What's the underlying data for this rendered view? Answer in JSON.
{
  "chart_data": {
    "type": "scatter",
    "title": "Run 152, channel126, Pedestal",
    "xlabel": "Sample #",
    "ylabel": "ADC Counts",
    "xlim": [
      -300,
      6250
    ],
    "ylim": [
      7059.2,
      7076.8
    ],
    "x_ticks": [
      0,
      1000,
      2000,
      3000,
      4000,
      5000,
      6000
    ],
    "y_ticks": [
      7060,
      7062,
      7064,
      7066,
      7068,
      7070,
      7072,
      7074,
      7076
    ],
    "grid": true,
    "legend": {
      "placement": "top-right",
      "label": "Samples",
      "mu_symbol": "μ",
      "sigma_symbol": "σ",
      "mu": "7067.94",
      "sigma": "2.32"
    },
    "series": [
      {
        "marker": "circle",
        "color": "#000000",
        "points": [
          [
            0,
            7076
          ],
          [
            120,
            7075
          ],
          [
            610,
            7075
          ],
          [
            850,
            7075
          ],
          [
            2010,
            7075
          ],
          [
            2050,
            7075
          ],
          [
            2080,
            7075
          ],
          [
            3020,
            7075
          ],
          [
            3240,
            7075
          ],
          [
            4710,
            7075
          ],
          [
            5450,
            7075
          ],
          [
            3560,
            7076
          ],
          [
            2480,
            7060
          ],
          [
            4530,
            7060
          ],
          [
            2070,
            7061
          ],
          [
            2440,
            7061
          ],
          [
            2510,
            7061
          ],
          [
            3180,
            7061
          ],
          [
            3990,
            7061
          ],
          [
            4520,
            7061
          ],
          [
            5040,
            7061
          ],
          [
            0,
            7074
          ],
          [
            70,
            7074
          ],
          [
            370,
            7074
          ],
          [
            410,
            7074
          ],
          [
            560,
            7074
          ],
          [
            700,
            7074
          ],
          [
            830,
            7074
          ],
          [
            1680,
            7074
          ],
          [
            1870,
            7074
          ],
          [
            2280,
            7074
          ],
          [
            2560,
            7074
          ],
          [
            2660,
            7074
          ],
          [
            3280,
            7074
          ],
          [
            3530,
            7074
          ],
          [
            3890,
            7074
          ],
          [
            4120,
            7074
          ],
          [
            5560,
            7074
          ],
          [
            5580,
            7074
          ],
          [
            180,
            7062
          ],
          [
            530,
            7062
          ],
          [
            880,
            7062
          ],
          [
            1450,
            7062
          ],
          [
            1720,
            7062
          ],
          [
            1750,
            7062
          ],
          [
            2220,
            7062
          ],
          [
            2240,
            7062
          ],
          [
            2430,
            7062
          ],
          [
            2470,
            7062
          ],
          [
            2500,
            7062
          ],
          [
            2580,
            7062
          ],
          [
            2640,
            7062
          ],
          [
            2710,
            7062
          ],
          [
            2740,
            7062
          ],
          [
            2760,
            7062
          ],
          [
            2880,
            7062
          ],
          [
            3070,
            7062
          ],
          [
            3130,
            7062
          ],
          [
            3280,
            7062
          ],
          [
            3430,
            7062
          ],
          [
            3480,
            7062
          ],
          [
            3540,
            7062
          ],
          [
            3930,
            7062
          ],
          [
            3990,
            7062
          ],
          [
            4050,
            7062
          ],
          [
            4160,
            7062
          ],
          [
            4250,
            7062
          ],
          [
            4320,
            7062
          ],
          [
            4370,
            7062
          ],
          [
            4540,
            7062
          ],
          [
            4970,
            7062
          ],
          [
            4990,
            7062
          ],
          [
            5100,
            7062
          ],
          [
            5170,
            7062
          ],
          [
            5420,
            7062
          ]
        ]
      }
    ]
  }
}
◇ ◇ ◇ ◇
Output an exact copy of each record.

(Written solution)
What's the underlying data for this rendered view? Answer in JSON.
{
  "chart_data": {
    "type": "scatter",
    "title": "Run 152, channel126, Pedestal",
    "xlabel": "Sample #",
    "ylabel": "ADC Counts",
    "xlim": [
      -300,
      6250
    ],
    "ylim": [
      7059.2,
      7076.8
    ],
    "x_ticks": [
      0,
      1000,
      2000,
      3000,
      4000,
      5000,
      6000
    ],
    "y_ticks": [
      7060,
      7062,
      7064,
      7066,
      7068,
      7070,
      7072,
      7074,
      7076
    ],
    "grid": true,
    "legend": {
      "placement": "top-right",
      "label": "Samples",
      "mu_symbol": "μ",
      "sigma_symbol": "σ",
      "mu": "7067.94",
      "sigma": "2.32"
    },
    "series": [
      {
        "marker": "circle",
        "color": "#000000",
        "points": [
          [
            0,
            7076
          ],
          [
            120,
            7075
          ],
          [
            610,
            7075
          ],
          [
            850,
            7075
          ],
          [
            2010,
            7075
          ],
          [
            2050,
            7075
          ],
          [
            2080,
            7075
          ],
          [
            3020,
            7075
          ],
          [
            3240,
            7075
          ],
          [
            4710,
            7075
          ],
          [
            5450,
            7075
          ],
          [
            3560,
            7076
          ],
          [
            2480,
            7060
          ],
          [
            4530,
            7060
          ],
          [
            2070,
            7061
          ],
          [
            2440,
            7061
          ],
          [
            2510,
            7061
          ],
          [
            3180,
            7061
          ],
          [
            3990,
            7061
          ],
          [
            4520,
            7061
          ],
          [
            5040,
            7061
          ],
          [
            0,
            7074
          ],
          [
            70,
            7074
          ],
          [
            370,
            7074
          ],
          [
            410,
            7074
          ],
          [
            560,
            7074
          ],
          [
            700,
            7074
          ],
          [
            830,
            7074
          ],
          [
            1680,
            7074
          ],
          [
            1870,
            7074
          ],
          [
            2280,
            7074
          ],
          [
            2560,
            7074
          ],
          [
            2660,
            7074
          ],
          [
            3280,
            7074
          ],
          [
            3530,
            7074
          ],
          [
            3890,
            7074
          ],
          [
            4120,
            7074
          ],
          [
            5560,
            7074
          ],
          [
            5580,
            7074
          ],
          [
            180,
            7062
          ],
          [
            530,
            7062
          ],
          [
            880,
            7062
          ],
          [
            1450,
            7062
          ],
          [
            1720,
            7062
          ],
          [
            1750,
            7062
          ],
          [
            2220,
            7062
          ],
          [
            2240,
            7062
          ],
          [
            2430,
            7062
          ],
          [
            2470,
            7062
          ],
          [
            2500,
            7062
          ],
          [
            2580,
            7062
          ],
          [
            2640,
            7062
          ],
          [
            2710,
            7062
          ],
          [
            2740,
            7062
          ],
          [
            2760,
            7062
          ],
          [
            2880,
            7062
          ],
          [
            3070,
            7062
          ],
          [
            3130,
            7062
          ],
          [
            3280,
            7062
          ],
          [
            3430,
            7062
          ],
          [
            3480,
            7062
          ],
          [
            3540,
            7062
          ],
          [
            3930,
            7062
          ],
          [
            3990,
            7062
          ],
          [
            4050,
            7062
          ],
          [
            4160,
            7062
          ],
          [
            4250,
            7062
          ],
          [
            4320,
            7062
          ],
          [
            4370,
            7062
          ],
          [
            4540,
            7062
          ],
          [
            4970,
            7062
          ],
          [
            4990,
            7062
          ],
          [
            5100,
            7062
          ],
          [
            5170,
            7062
          ],
          [
            5420,
            7062
          ]
        ]
      }
    ]
  }
}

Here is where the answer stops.